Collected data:
====================
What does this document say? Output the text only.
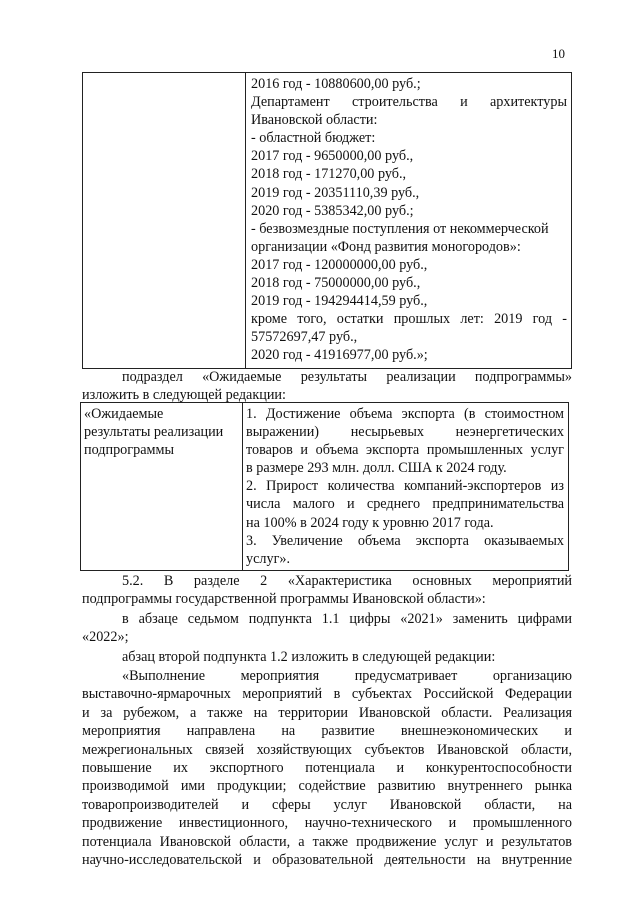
10

2016 год - 10880600,00 руб.;
Департамент строительства и архитектуры
Ивановской области:
- областной бюджет:
2017 год - 9650000,00 руб.,
2018 год - 171270,00 руб.,
2019 год - 20351110,39 руб.,
2020 год - 5385342,00 руб.;
- безвозмездные поступления от некоммерческой
организации «Фонд развития моногородов»:
2017 год - 120000000,00 руб.,
2018 год - 75000000,00 руб.,
2019 год - 194294414,59 руб.,
кроме того, остатки прошлых лет: 2019 год -
57572697,47 руб.,
2020 год - 41916977,00 руб.»;
подраздел «Ожидаемые результаты реализации подпрограммы»
изложить в следующей редакции:
«Ожидаемые
результаты реализации
подпрограммы

1. Достижение объема экспорта (в стоимостном
выражении) несырьевых неэнергетических
товаров и объема экспорта промышленных услуг
в размере 293 млн. долл. США к 2024 году.
2. Прирост количества компаний-экспортеров из
числа малого и среднего предпринимательства
на 100% в 2024 году к уровню 2017 года.
3. Увеличение объема экспорта оказываемых
услуг».
5.2. В разделе 2 «Характеристика основных мероприятий
подпрограммы государственной программы Ивановской области»:
в абзаце седьмом подпункта 1.1 цифры «2021» заменить цифрами
«2022»;
абзац второй подпункта 1.2 изложить в следующей редакции:
«Выполнение мероприятия предусматривает организацию
выставочно-ярмарочных мероприятий в субъектах Российской Федерации
и за рубежом, а также на территории Ивановской области. Реализация
мероприятия направлена на развитие внешнеэкономических и
межрегиональных связей хозяйствующих субъектов Ивановской области,
повышение их экспортного потенциала и конкурентоспособности
производимой ими продукции; содействие развитию внутреннего рынка
товаропроизводителей и сферы услуг Ивановской области, на
продвижение инвестиционного, научно-технического и промышленного
потенциала Ивановской области, а также продвижение услуг и результатов
научно-исследовательской и образовательной деятельности на внутренние
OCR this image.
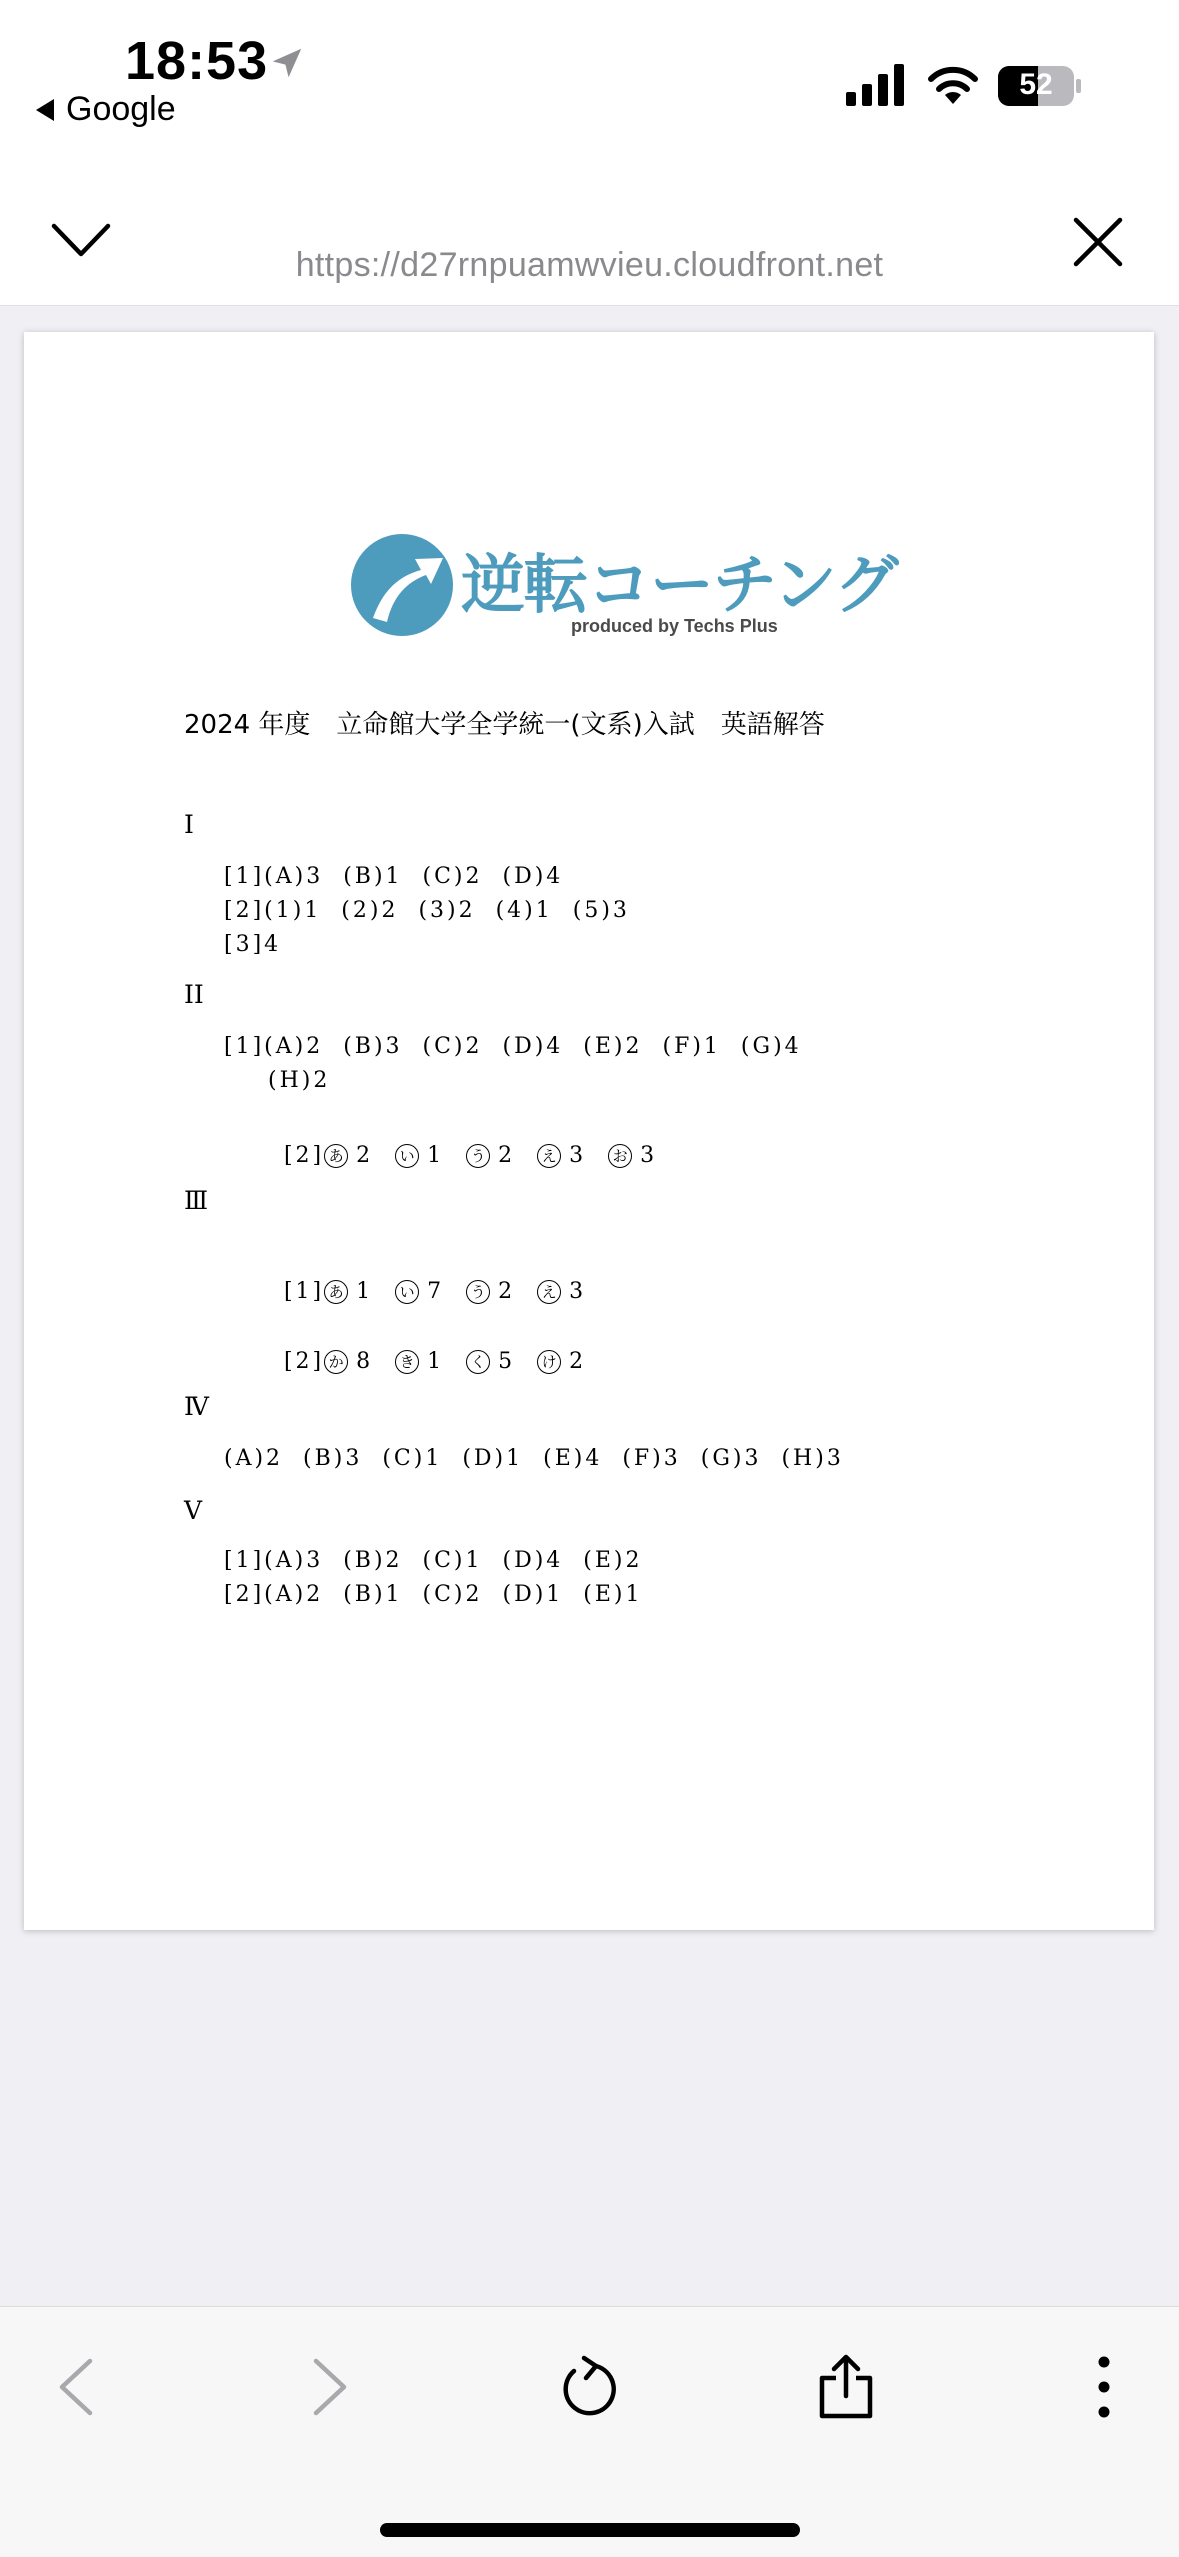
18:53
Google
52
https://d27rnpuamwvieu.cloudfront.net
逆転コーチング
produced by Techs Plus
2024 年度　立命館大学全学統一(文系)入試　英語解答
I
[1](A)3  (B)1  (C)2  (D)4
[2](1)1  (2)2  (3)2  (4)1  (5)3
[3]4
II
[1](A)2  (B)3  (C)2  (D)4  (E)2  (F)1  (G)4
(H)2

[2] あ 2 い 1 う 2 え 3 お 3

Ⅲ

[1] あ 1 い 7 う 2 え 3

[2] か 8 き 1 く 5 け 2

Ⅳ
(A)2  (B)3  (C)1  (D)1  (E)4  (F)3  (G)3  (H)3
V
[1](A)3  (B)2  (C)1  (D)4  (E)2
[2](A)2  (B)1  (C)2  (D)1  (E)1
====================
SET TASK: The material above must be printed exactly, with its pictures left out.

CORRECT ANSWER:
What does this document say? Output the text only.
10

2016 год - 10880600,00 руб.;
Департамент строительства и архитектуры
Ивановской области:
- областной бюджет:
2017 год - 9650000,00 руб.,
2018 год - 171270,00 руб.,
2019 год - 20351110,39 руб.,
2020 год - 5385342,00 руб.;
- безвозмездные поступления от некоммерческой
организации «Фонд развития моногородов»:
2017 год - 120000000,00 руб.,
2018 год - 75000000,00 руб.,
2019 год - 194294414,59 руб.,
кроме того, остатки прошлых лет: 2019 год -
57572697,47 руб.,
2020 год - 41916977,00 руб.»;
подраздел «Ожидаемые результаты реализации подпрограммы»
изложить в следующей редакции:
«Ожидаемые
результаты реализации
подпрограммы

1. Достижение объема экспорта (в стоимостном
выражении) несырьевых неэнергетических
товаров и объема экспорта промышленных услуг
в размере 293 млн. долл. США к 2024 году.
2. Прирост количества компаний-экспортеров из
числа малого и среднего предпринимательства
на 100% в 2024 году к уровню 2017 года.
3. Увеличение объема экспорта оказываемых
услуг».
5.2. В разделе 2 «Характеристика основных мероприятий
подпрограммы государственной программы Ивановской области»:
в абзаце седьмом подпункта 1.1 цифры «2021» заменить цифрами
«2022»;
абзац второй подпункта 1.2 изложить в следующей редакции:
«Выполнение мероприятия предусматривает организацию
выставочно-ярмарочных мероприятий в субъектах Российской Федерации
и за рубежом, а также на территории Ивановской области. Реализация
мероприятия направлена на развитие внешнеэкономических и
межрегиональных связей хозяйствующих субъектов Ивановской области,
повышение их экспортного потенциала и конкурентоспособности
производимой ими продукции; содействие развитию внутреннего рынка
товаропроизводителей и сферы услуг Ивановской области, на
продвижение инвестиционного, научно-технического и промышленного
потенциала Ивановской области, а также продвижение услуг и результатов
научно-исследовательской и образовательной деятельности на внутренние
OCR this image.
18:53
Google
52
https://d27rnpuamwvieu.cloudfront.net
逆転コーチング
produced by Techs Plus
2024 年度　立命館大学全学統一(文系)入試　英語解答
I
[1](A)3  (B)1  (C)2  (D)4
[2](1)1  (2)2  (3)2  (4)1  (5)3
[3]4
II
[1](A)2  (B)3  (C)2  (D)4  (E)2  (F)1  (G)4
(H)2

[2] あ 2 い 1 う 2 え 3 お 3

Ⅲ

[1] あ 1 い 7 う 2 え 3

[2] か 8 き 1 く 5 け 2

Ⅳ
(A)2  (B)3  (C)1  (D)1  (E)4  (F)3  (G)3  (H)3
V
[1](A)3  (B)2  (C)1  (D)4  (E)2
[2](A)2  (B)1  (C)2  (D)1  (E)1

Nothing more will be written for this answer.